# EXERCISE INPUT start

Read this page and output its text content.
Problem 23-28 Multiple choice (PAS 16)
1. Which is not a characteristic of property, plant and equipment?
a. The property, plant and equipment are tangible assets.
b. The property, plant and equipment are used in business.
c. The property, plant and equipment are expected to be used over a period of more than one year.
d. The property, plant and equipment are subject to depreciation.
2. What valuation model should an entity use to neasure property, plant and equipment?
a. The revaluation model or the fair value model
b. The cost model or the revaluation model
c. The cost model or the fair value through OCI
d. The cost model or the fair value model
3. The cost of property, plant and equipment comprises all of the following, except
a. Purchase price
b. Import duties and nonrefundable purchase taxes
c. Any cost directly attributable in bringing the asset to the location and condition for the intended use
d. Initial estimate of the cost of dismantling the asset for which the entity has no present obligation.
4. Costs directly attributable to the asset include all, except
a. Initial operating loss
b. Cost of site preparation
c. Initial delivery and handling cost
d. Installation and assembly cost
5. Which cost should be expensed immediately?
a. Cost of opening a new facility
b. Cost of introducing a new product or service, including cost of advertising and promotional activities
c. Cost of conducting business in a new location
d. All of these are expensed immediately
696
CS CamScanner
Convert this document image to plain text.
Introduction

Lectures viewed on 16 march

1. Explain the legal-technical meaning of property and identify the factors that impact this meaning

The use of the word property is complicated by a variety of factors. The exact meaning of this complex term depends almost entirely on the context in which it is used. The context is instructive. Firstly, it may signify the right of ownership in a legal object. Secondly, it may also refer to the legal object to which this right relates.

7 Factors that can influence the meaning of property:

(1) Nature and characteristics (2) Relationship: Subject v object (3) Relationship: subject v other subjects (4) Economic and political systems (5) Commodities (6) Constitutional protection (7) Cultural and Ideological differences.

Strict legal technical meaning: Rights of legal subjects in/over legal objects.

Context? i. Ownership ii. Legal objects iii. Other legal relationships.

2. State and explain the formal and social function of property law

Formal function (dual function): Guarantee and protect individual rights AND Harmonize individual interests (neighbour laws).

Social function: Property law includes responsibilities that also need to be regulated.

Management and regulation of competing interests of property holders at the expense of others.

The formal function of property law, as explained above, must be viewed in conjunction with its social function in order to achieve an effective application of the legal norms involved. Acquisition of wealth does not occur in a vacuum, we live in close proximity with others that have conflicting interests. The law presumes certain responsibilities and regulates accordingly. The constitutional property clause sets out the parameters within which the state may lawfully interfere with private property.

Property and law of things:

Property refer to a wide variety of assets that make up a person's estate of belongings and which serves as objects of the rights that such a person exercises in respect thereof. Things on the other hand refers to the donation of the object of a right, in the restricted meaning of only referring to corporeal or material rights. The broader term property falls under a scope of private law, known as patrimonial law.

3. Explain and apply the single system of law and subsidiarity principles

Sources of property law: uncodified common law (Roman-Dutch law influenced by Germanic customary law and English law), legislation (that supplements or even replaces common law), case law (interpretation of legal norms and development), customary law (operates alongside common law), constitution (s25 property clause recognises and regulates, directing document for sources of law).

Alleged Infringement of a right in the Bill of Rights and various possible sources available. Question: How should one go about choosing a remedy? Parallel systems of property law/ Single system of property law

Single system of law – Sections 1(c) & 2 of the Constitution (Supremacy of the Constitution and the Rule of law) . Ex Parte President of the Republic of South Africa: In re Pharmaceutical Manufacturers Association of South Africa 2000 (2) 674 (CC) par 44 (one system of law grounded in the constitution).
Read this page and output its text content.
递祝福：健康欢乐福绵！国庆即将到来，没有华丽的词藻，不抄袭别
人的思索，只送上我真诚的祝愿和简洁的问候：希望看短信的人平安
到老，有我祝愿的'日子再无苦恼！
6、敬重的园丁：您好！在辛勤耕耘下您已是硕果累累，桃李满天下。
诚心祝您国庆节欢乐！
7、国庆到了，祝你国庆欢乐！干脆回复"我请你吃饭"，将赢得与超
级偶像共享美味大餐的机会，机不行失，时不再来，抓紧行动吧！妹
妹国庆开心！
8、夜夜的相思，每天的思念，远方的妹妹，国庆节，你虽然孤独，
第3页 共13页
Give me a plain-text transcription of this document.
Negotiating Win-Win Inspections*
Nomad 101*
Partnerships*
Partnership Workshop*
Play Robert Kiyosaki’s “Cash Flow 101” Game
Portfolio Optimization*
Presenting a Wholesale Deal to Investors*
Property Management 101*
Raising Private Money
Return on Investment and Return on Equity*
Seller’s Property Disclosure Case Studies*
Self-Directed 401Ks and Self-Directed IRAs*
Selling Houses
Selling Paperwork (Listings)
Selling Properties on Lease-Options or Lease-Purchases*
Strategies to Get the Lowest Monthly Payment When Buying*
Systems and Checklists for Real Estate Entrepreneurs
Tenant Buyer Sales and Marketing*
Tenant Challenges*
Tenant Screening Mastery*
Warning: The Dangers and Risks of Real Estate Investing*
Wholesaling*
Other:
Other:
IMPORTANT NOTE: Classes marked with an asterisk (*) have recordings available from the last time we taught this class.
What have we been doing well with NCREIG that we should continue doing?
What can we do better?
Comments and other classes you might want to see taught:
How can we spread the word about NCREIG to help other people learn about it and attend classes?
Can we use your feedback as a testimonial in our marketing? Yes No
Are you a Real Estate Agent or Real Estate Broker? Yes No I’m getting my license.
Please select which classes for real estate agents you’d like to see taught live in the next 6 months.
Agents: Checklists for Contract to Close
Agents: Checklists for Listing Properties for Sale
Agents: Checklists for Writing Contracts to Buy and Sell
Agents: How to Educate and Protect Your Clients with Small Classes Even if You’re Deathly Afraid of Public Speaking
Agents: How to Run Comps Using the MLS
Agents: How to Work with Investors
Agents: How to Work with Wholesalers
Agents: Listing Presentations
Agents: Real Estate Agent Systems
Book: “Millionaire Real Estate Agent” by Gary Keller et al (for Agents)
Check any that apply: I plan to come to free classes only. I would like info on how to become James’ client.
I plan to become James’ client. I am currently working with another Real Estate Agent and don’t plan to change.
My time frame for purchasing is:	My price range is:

# EXERCISE INPUT end

* **WHAT IS REQUIRED**
Copy each line from the data above that includes "refer".

* **SOLUTION**
The use of the word property is complicated by a variety of factors. The exact meaning of this complex term depends almost entirely on the context in which it is used. The context is instructive. Firstly, it may signify the right of ownership in a legal object. Secondly, it may also refer to the legal object to which this right relates.
Property refer to a wide variety of assets that make up a person's estate of belongings and which serves as objects of the rights that such a person exercises in respect thereof. Things on the other hand refers to the donation of the object of a right, in the restricted meaning of only referring to corporeal or material rights. The broader term property falls under a scope of private law, known as patrimonial law.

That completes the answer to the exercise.